(Records contained in a dataset)
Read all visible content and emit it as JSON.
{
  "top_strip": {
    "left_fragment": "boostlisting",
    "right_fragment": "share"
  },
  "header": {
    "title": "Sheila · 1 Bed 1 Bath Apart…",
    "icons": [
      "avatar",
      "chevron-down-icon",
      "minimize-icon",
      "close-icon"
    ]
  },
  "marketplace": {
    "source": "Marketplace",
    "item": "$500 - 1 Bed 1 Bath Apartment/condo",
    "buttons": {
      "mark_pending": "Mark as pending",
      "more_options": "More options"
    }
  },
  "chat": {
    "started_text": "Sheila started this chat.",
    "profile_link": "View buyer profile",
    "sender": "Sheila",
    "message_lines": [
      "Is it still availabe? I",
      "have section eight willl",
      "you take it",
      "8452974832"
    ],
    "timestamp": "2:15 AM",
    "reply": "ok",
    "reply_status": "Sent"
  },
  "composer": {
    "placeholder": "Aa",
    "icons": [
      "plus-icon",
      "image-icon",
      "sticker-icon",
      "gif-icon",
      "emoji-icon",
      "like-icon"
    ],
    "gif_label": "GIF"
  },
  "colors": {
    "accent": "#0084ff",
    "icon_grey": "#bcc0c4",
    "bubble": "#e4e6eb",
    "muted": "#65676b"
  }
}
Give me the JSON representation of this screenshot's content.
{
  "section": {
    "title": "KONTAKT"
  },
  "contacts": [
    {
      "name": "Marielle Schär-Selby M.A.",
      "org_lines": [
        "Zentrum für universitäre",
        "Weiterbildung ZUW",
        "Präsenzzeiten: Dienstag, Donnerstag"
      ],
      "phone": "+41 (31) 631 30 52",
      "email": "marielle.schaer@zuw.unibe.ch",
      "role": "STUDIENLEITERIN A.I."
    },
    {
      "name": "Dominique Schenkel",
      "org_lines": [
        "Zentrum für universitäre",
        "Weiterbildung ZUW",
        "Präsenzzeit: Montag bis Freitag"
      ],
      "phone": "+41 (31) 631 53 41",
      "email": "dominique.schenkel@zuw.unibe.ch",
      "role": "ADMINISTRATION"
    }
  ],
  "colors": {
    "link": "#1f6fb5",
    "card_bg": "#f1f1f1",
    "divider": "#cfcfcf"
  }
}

Exercise requirements:
Each line of the material should be duplicated exactly, please.

Written solution:
Read all visible content and emit it as JSON.
{
  "top_strip": {
    "left_fragment": "boostlisting",
    "right_fragment": "share"
  },
  "header": {
    "title": "Sheila · 1 Bed 1 Bath Apart…",
    "icons": [
      "avatar",
      "chevron-down-icon",
      "minimize-icon",
      "close-icon"
    ]
  },
  "marketplace": {
    "source": "Marketplace",
    "item": "$500 - 1 Bed 1 Bath Apartment/condo",
    "buttons": {
      "mark_pending": "Mark as pending",
      "more_options": "More options"
    }
  },
  "chat": {
    "started_text": "Sheila started this chat.",
    "profile_link": "View buyer profile",
    "sender": "Sheila",
    "message_lines": [
      "Is it still availabe? I",
      "have section eight willl",
      "you take it",
      "8452974832"
    ],
    "timestamp": "2:15 AM",
    "reply": "ok",
    "reply_status": "Sent"
  },
  "composer": {
    "placeholder": "Aa",
    "icons": [
      "plus-icon",
      "image-icon",
      "sticker-icon",
      "gif-icon",
      "emoji-icon",
      "like-icon"
    ],
    "gif_label": "GIF"
  },
  "colors": {
    "accent": "#0084ff",
    "icon_grey": "#bcc0c4",
    "bubble": "#e4e6eb",
    "muted": "#65676b"
  }
}
Give me the JSON representation of this screenshot's content.
{
  "section": {
    "title": "KONTAKT"
  },
  "contacts": [
    {
      "name": "Marielle Schär-Selby M.A.",
      "org_lines": [
        "Zentrum für universitäre",
        "Weiterbildung ZUW",
        "Präsenzzeiten: Dienstag, Donnerstag"
      ],
      "phone": "+41 (31) 631 30 52",
      "email": "marielle.schaer@zuw.unibe.ch",
      "role": "STUDIENLEITERIN A.I."
    },
    {
      "name": "Dominique Schenkel",
      "org_lines": [
        "Zentrum für universitäre",
        "Weiterbildung ZUW",
        "Präsenzzeit: Montag bis Freitag"
      ],
      "phone": "+41 (31) 631 53 41",
      "email": "dominique.schenkel@zuw.unibe.ch",
      "role": "ADMINISTRATION"
    }
  ],
  "colors": {
    "link": "#1f6fb5",
    "card_bg": "#f1f1f1",
    "divider": "#cfcfcf"
  }
}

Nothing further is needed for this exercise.